### Records to process:

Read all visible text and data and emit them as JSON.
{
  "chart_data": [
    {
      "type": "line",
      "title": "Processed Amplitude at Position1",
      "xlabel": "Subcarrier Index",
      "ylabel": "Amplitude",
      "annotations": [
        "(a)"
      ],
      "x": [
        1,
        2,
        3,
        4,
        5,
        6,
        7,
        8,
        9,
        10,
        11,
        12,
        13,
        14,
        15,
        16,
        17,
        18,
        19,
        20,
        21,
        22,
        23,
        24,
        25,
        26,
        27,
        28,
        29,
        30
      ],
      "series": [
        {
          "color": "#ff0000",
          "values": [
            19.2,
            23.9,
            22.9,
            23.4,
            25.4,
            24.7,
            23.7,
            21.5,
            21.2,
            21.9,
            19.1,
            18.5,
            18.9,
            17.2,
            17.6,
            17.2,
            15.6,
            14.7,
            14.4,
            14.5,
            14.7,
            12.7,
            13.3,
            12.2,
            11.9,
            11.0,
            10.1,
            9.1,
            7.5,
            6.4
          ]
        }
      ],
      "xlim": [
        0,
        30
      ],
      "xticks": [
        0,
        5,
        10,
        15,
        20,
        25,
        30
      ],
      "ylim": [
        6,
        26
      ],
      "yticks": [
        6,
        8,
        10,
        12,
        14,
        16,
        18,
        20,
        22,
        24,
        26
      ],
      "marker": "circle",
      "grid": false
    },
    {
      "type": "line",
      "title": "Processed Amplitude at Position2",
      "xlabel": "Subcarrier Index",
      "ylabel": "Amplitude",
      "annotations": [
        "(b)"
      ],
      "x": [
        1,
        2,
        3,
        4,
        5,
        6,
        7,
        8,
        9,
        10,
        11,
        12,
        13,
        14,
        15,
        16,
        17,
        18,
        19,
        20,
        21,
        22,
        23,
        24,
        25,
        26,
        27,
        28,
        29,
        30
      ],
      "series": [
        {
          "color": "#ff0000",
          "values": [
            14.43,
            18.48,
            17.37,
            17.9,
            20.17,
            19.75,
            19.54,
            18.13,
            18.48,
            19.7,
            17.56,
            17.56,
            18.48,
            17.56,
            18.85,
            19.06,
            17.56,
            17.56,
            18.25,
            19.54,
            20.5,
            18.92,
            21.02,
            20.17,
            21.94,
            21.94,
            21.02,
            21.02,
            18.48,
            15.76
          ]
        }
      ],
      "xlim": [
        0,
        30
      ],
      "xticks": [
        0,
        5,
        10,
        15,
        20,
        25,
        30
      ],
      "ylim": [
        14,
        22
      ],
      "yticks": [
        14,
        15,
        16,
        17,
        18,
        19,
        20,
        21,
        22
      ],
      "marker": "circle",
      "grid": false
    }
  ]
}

### Work required:
Repeat every line of the material exactly as given.

### Completed task:
Read all visible text and data and emit them as JSON.
{
  "chart_data": [
    {
      "type": "line",
      "title": "Processed Amplitude at Position1",
      "xlabel": "Subcarrier Index",
      "ylabel": "Amplitude",
      "annotations": [
        "(a)"
      ],
      "x": [
        1,
        2,
        3,
        4,
        5,
        6,
        7,
        8,
        9,
        10,
        11,
        12,
        13,
        14,
        15,
        16,
        17,
        18,
        19,
        20,
        21,
        22,
        23,
        24,
        25,
        26,
        27,
        28,
        29,
        30
      ],
      "series": [
        {
          "color": "#ff0000",
          "values": [
            19.2,
            23.9,
            22.9,
            23.4,
            25.4,
            24.7,
            23.7,
            21.5,
            21.2,
            21.9,
            19.1,
            18.5,
            18.9,
            17.2,
            17.6,
            17.2,
            15.6,
            14.7,
            14.4,
            14.5,
            14.7,
            12.7,
            13.3,
            12.2,
            11.9,
            11.0,
            10.1,
            9.1,
            7.5,
            6.4
          ]
        }
      ],
      "xlim": [
        0,
        30
      ],
      "xticks": [
        0,
        5,
        10,
        15,
        20,
        25,
        30
      ],
      "ylim": [
        6,
        26
      ],
      "yticks": [
        6,
        8,
        10,
        12,
        14,
        16,
        18,
        20,
        22,
        24,
        26
      ],
      "marker": "circle",
      "grid": false
    },
    {
      "type": "line",
      "title": "Processed Amplitude at Position2",
      "xlabel": "Subcarrier Index",
      "ylabel": "Amplitude",
      "annotations": [
        "(b)"
      ],
      "x": [
        1,
        2,
        3,
        4,
        5,
        6,
        7,
        8,
        9,
        10,
        11,
        12,
        13,
        14,
        15,
        16,
        17,
        18,
        19,
        20,
        21,
        22,
        23,
        24,
        25,
        26,
        27,
        28,
        29,
        30
      ],
      "series": [
        {
          "color": "#ff0000",
          "values": [
            14.43,
            18.48,
            17.37,
            17.9,
            20.17,
            19.75,
            19.54,
            18.13,
            18.48,
            19.7,
            17.56,
            17.56,
            18.48,
            17.56,
            18.85,
            19.06,
            17.56,
            17.56,
            18.25,
            19.54,
            20.5,
            18.92,
            21.02,
            20.17,
            21.94,
            21.94,
            21.02,
            21.02,
            18.48,
            15.76
          ]
        }
      ],
      "xlim": [
        0,
        30
      ],
      "xticks": [
        0,
        5,
        10,
        15,
        20,
        25,
        30
      ],
      "ylim": [
        14,
        22
      ],
      "yticks": [
        14,
        15,
        16,
        17,
        18,
        19,
        20,
        21,
        22
      ],
      "marker": "circle",
      "grid": false
    }
  ]
}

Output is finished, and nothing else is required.